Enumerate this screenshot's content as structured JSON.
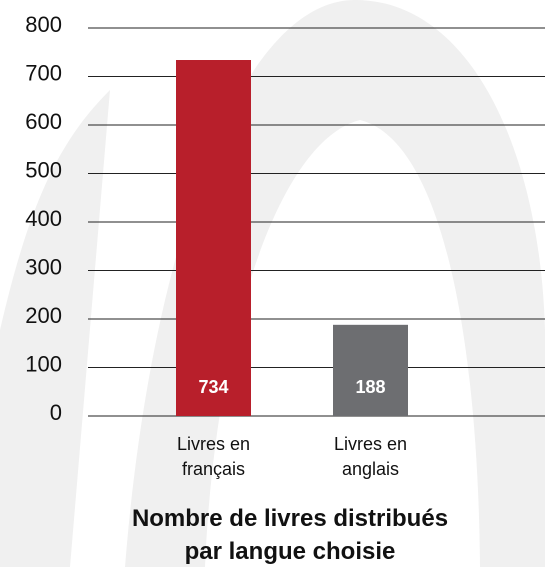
{
  "chart_data": {
    "type": "bar",
    "title": "Nombre de livres distribués\npar langue choisie",
    "categories": [
      "Livres en\nfrançais",
      "Livres en\nanglais"
    ],
    "values": [
      734,
      188
    ],
    "colors": [
      "#b81f2b",
      "#6d6e71"
    ],
    "ylim": [
      0,
      800
    ],
    "yticks": [
      0,
      100,
      200,
      300,
      400,
      500,
      600,
      700,
      800
    ],
    "grid": true
  }
}
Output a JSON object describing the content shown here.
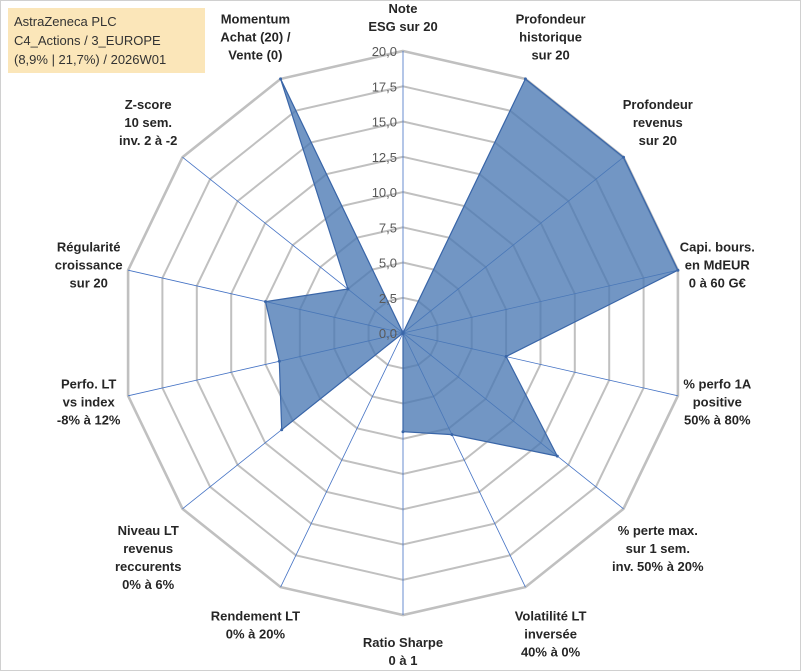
{
  "header": {
    "lines": [
      "AstraZeneca PLC",
      "C4_Actions / 3_EUROPE",
      "(8,9% | 21,7%) / 2026W01"
    ]
  },
  "colors": {
    "fill": "#4a78b3",
    "stroke": "#3a66a8",
    "grid": "#c0c0c0",
    "axis": "#4472c4",
    "info_bg": "#fbe6b9"
  },
  "chart_data": {
    "type": "radar",
    "axis_range": [
      0,
      20
    ],
    "tick_step": 2.5,
    "tick_labels": [
      "0,0",
      "2,5",
      "5,0",
      "7,5",
      "10,0",
      "12,5",
      "15,0",
      "17,5",
      "20,0"
    ],
    "categories": [
      [
        "Note",
        "ESG sur 20"
      ],
      [
        "Profondeur",
        "historique",
        "sur 20"
      ],
      [
        "Profondeur",
        "revenus",
        "sur 20"
      ],
      [
        "Capi. bours.",
        "en MdEUR",
        "0 à 60 G€"
      ],
      [
        "% perfo 1A",
        "positive",
        "50% à 80%"
      ],
      [
        "% perte max.",
        "sur 1 sem.",
        "inv. 50% à 20%"
      ],
      [
        "Volatilité LT",
        "inversée",
        "40% à 0%"
      ],
      [
        "Ratio Sharpe",
        "0 à 1"
      ],
      [
        "Rendement LT",
        "0% à 20%"
      ],
      [
        "Niveau LT",
        "revenus",
        "reccurents",
        "0% à 6%"
      ],
      [
        "Perfo. LT",
        "vs index",
        "-8% à 12%"
      ],
      [
        "Régularité",
        "croissance",
        "sur 20"
      ],
      [
        "Z-score",
        "10 sem.",
        "inv. 2 à -2"
      ],
      [
        "Momentum",
        "Achat (20) /",
        "Vente (0)"
      ]
    ],
    "series": [
      {
        "name": "AstraZeneca PLC",
        "values": [
          0,
          20,
          20,
          20,
          7.5,
          14,
          8,
          7,
          0,
          11,
          9,
          10,
          5,
          20
        ]
      }
    ]
  }
}
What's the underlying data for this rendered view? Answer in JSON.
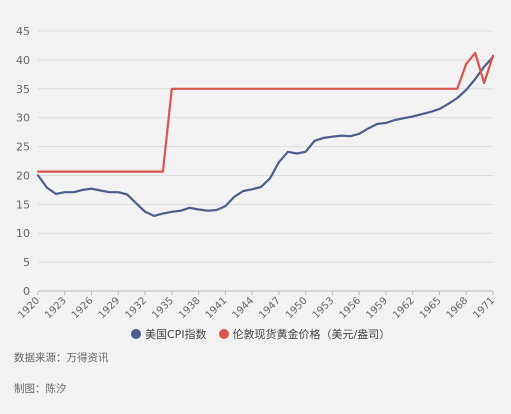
{
  "chart_data": {
    "type": "line",
    "x": [
      1920,
      1921,
      1922,
      1923,
      1924,
      1925,
      1926,
      1927,
      1928,
      1929,
      1930,
      1931,
      1932,
      1933,
      1934,
      1935,
      1936,
      1937,
      1938,
      1939,
      1940,
      1941,
      1942,
      1943,
      1944,
      1945,
      1946,
      1947,
      1948,
      1949,
      1950,
      1951,
      1952,
      1953,
      1954,
      1955,
      1956,
      1957,
      1958,
      1959,
      1960,
      1961,
      1962,
      1963,
      1964,
      1965,
      1966,
      1967,
      1968,
      1969,
      1970,
      1971
    ],
    "xticks": [
      1920,
      1923,
      1926,
      1929,
      1932,
      1935,
      1938,
      1941,
      1944,
      1947,
      1950,
      1953,
      1956,
      1959,
      1962,
      1965,
      1968,
      1971
    ],
    "ylim": [
      0,
      45
    ],
    "yticks": [
      0,
      5,
      10,
      15,
      20,
      25,
      30,
      35,
      40,
      45
    ],
    "grid": "horizontal",
    "legend_position": "bottom",
    "series": [
      {
        "name": "美国CPI指数",
        "color": "#4f5d8a",
        "values": [
          20.0,
          17.9,
          16.8,
          17.1,
          17.1,
          17.5,
          17.7,
          17.4,
          17.1,
          17.1,
          16.7,
          15.2,
          13.7,
          13.0,
          13.4,
          13.7,
          13.9,
          14.4,
          14.1,
          13.9,
          14.0,
          14.7,
          16.3,
          17.3,
          17.6,
          18.0,
          19.5,
          22.3,
          24.1,
          23.8,
          24.1,
          26.0,
          26.5,
          26.7,
          26.9,
          26.8,
          27.2,
          28.1,
          28.9,
          29.1,
          29.6,
          29.9,
          30.2,
          30.6,
          31.0,
          31.5,
          32.4,
          33.4,
          34.8,
          36.7,
          38.8,
          40.5
        ]
      },
      {
        "name": "伦敦现货黄金价格（美元/盎司）",
        "color": "#d9534f",
        "values": [
          20.67,
          20.67,
          20.67,
          20.67,
          20.67,
          20.67,
          20.67,
          20.67,
          20.67,
          20.67,
          20.67,
          20.67,
          20.67,
          20.67,
          20.67,
          35.0,
          35.0,
          35.0,
          35.0,
          35.0,
          35.0,
          35.0,
          35.0,
          35.0,
          35.0,
          35.0,
          35.0,
          35.0,
          35.0,
          35.0,
          35.0,
          35.0,
          35.0,
          35.0,
          35.0,
          35.0,
          35.0,
          35.0,
          35.0,
          35.0,
          35.0,
          35.0,
          35.0,
          35.0,
          35.0,
          35.0,
          35.0,
          35.0,
          39.3,
          41.2,
          36.0,
          40.7
        ]
      }
    ]
  },
  "footnotes": {
    "source": "数据来源：万得资讯",
    "author": "制图：陈汐"
  }
}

----

--- Directions ---
Output every entry word for word, but omit the pictures.

--- Result of this task ---
Enumerate this screenshot's content as structured JSON.
{
  "chart_data": {
    "type": "bar",
    "title": "Nombre de livres distribués\npar langue choisie",
    "categories": [
      "Livres en\nfrançais",
      "Livres en\nanglais"
    ],
    "values": [
      734,
      188
    ],
    "colors": [
      "#b81f2b",
      "#6d6e71"
    ],
    "ylim": [
      0,
      800
    ],
    "yticks": [
      0,
      100,
      200,
      300,
      400,
      500,
      600,
      700,
      800
    ],
    "grid": true
  }
}
Output a JSON object describing the content shown here.
{
  "header": {
    "lines": [
      "AstraZeneca PLC",
      "C4_Actions / 3_EUROPE",
      "(8,9% | 21,7%) / 2026W01"
    ]
  },
  "colors": {
    "fill": "#4a78b3",
    "stroke": "#3a66a8",
    "grid": "#c0c0c0",
    "axis": "#4472c4",
    "info_bg": "#fbe6b9"
  },
  "chart_data": {
    "type": "radar",
    "axis_range": [
      0,
      20
    ],
    "tick_step": 2.5,
    "tick_labels": [
      "0,0",
      "2,5",
      "5,0",
      "7,5",
      "10,0",
      "12,5",
      "15,0",
      "17,5",
      "20,0"
    ],
    "categories": [
      [
        "Note",
        "ESG sur 20"
      ],
      [
        "Profondeur",
        "historique",
        "sur 20"
      ],
      [
        "Profondeur",
        "revenus",
        "sur 20"
      ],
      [
        "Capi. bours.",
        "en MdEUR",
        "0 à 60 G€"
      ],
      [
        "% perfo 1A",
        "positive",
        "50% à 80%"
      ],
      [
        "% perte max.",
        "sur 1 sem.",
        "inv. 50% à 20%"
      ],
      [
        "Volatilité LT",
        "inversée",
        "40% à 0%"
      ],
      [
        "Ratio Sharpe",
        "0 à 1"
      ],
      [
        "Rendement LT",
        "0% à 20%"
      ],
      [
        "Niveau LT",
        "revenus",
        "reccurents",
        "0% à 6%"
      ],
      [
        "Perfo. LT",
        "vs index",
        "-8% à 12%"
      ],
      [
        "Régularité",
        "croissance",
        "sur 20"
      ],
      [
        "Z-score",
        "10 sem.",
        "inv. 2 à -2"
      ],
      [
        "Momentum",
        "Achat (20) /",
        "Vente (0)"
      ]
    ],
    "series": [
      {
        "name": "AstraZeneca PLC",
        "values": [
          0,
          20,
          20,
          20,
          7.5,
          14,
          8,
          7,
          0,
          11,
          9,
          10,
          5,
          20
        ]
      }
    ]
  }
}
What's the underlying data for this rendered view? Answer in JSON.
{
  "chart_data": {
    "type": "line",
    "x": [
      1920,
      1921,
      1922,
      1923,
      1924,
      1925,
      1926,
      1927,
      1928,
      1929,
      1930,
      1931,
      1932,
      1933,
      1934,
      1935,
      1936,
      1937,
      1938,
      1939,
      1940,
      1941,
      1942,
      1943,
      1944,
      1945,
      1946,
      1947,
      1948,
      1949,
      1950,
      1951,
      1952,
      1953,
      1954,
      1955,
      1956,
      1957,
      1958,
      1959,
      1960,
      1961,
      1962,
      1963,
      1964,
      1965,
      1966,
      1967,
      1968,
      1969,
      1970,
      1971
    ],
    "xticks": [
      1920,
      1923,
      1926,
      1929,
      1932,
      1935,
      1938,
      1941,
      1944,
      1947,
      1950,
      1953,
      1956,
      1959,
      1962,
      1965,
      1968,
      1971
    ],
    "ylim": [
      0,
      45
    ],
    "yticks": [
      0,
      5,
      10,
      15,
      20,
      25,
      30,
      35,
      40,
      45
    ],
    "grid": "horizontal",
    "legend_position": "bottom",
    "series": [
      {
        "name": "美国CPI指数",
        "color": "#4f5d8a",
        "values": [
          20.0,
          17.9,
          16.8,
          17.1,
          17.1,
          17.5,
          17.7,
          17.4,
          17.1,
          17.1,
          16.7,
          15.2,
          13.7,
          13.0,
          13.4,
          13.7,
          13.9,
          14.4,
          14.1,
          13.9,
          14.0,
          14.7,
          16.3,
          17.3,
          17.6,
          18.0,
          19.5,
          22.3,
          24.1,
          23.8,
          24.1,
          26.0,
          26.5,
          26.7,
          26.9,
          26.8,
          27.2,
          28.1,
          28.9,
          29.1,
          29.6,
          29.9,
          30.2,
          30.6,
          31.0,
          31.5,
          32.4,
          33.4,
          34.8,
          36.7,
          38.8,
          40.5
        ]
      },
      {
        "name": "伦敦现货黄金价格（美元/盎司）",
        "color": "#d9534f",
        "values": [
          20.67,
          20.67,
          20.67,
          20.67,
          20.67,
          20.67,
          20.67,
          20.67,
          20.67,
          20.67,
          20.67,
          20.67,
          20.67,
          20.67,
          20.67,
          35.0,
          35.0,
          35.0,
          35.0,
          35.0,
          35.0,
          35.0,
          35.0,
          35.0,
          35.0,
          35.0,
          35.0,
          35.0,
          35.0,
          35.0,
          35.0,
          35.0,
          35.0,
          35.0,
          35.0,
          35.0,
          35.0,
          35.0,
          35.0,
          35.0,
          35.0,
          35.0,
          35.0,
          35.0,
          35.0,
          35.0,
          35.0,
          35.0,
          39.3,
          41.2,
          36.0,
          40.7
        ]
      }
    ]
  },
  "footnotes": {
    "source": "数据来源：万得资讯",
    "author": "制图：陈汐"
  }
}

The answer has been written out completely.